Stored items
- - - -

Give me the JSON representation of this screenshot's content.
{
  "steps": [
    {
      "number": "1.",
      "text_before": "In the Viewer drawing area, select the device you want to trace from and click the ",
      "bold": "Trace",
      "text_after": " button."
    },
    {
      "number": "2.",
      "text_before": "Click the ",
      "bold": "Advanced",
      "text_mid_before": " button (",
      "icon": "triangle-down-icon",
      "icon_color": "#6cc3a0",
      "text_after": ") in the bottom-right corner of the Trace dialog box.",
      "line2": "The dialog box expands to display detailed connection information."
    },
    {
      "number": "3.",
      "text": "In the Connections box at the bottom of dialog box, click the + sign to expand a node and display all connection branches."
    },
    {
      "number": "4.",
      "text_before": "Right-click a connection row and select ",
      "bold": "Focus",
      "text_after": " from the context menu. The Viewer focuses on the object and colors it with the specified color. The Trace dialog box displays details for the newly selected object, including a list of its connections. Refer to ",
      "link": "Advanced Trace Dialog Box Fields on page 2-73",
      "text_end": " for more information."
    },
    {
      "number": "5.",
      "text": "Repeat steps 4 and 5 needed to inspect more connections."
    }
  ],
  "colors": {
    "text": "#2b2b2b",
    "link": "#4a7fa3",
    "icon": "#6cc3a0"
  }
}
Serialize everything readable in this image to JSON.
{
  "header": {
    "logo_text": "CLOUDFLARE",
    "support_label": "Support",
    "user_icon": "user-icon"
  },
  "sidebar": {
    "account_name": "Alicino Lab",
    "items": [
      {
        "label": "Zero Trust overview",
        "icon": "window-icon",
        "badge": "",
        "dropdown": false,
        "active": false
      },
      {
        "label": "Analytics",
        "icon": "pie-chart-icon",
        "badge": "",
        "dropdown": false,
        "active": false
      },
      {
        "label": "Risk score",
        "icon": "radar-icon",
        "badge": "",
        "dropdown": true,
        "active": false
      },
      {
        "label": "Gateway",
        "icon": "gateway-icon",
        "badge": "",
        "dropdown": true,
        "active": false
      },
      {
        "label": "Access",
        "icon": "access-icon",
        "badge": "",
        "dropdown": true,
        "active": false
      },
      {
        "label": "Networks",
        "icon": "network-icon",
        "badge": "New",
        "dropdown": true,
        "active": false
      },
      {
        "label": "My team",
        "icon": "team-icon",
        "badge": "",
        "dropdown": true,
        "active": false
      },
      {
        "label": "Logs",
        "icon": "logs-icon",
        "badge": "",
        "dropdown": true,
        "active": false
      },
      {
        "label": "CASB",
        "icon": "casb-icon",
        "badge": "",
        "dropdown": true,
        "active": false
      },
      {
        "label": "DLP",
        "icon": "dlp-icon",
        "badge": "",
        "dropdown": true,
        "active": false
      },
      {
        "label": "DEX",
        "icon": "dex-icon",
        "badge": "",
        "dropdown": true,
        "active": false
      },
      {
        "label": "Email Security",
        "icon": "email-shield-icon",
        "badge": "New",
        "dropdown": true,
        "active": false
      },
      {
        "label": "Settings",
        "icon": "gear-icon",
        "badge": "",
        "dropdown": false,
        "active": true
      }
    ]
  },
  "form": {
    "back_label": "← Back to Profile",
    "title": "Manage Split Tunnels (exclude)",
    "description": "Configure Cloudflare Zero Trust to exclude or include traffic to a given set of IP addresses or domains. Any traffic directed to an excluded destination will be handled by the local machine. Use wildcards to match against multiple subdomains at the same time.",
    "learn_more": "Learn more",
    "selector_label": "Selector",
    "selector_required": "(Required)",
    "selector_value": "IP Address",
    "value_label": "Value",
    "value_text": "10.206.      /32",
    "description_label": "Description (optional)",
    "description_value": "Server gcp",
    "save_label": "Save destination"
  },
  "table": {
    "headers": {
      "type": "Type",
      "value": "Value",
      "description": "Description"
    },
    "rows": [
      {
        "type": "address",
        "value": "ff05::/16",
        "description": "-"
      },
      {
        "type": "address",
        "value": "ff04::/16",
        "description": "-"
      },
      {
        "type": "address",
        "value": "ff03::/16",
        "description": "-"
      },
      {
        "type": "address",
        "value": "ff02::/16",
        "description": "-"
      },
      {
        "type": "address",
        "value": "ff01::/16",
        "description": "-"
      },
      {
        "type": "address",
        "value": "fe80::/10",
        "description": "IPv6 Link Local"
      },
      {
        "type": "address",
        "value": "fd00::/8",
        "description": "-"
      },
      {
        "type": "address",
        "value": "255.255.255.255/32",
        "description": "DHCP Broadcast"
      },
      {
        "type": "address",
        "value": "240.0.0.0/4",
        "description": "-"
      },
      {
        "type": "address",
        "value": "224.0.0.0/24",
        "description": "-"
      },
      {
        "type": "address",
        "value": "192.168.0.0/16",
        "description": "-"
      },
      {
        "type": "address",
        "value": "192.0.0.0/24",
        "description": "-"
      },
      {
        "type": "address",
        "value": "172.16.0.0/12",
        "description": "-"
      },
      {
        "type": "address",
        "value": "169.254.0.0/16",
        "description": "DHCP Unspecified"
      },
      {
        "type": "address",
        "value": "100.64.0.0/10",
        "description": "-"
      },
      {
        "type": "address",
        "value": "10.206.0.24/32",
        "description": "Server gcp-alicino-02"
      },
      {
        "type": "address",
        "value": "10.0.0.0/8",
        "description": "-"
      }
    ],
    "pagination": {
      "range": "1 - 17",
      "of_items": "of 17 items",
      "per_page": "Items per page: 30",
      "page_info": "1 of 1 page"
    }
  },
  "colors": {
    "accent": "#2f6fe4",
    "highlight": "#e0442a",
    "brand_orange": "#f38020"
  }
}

- - - -

Exercise requirements —
Pull out every line above that holds the word "Server".

Result of this exercise —
    "description_value": "Server gcp",
        "description": "Server gcp-alicino-02"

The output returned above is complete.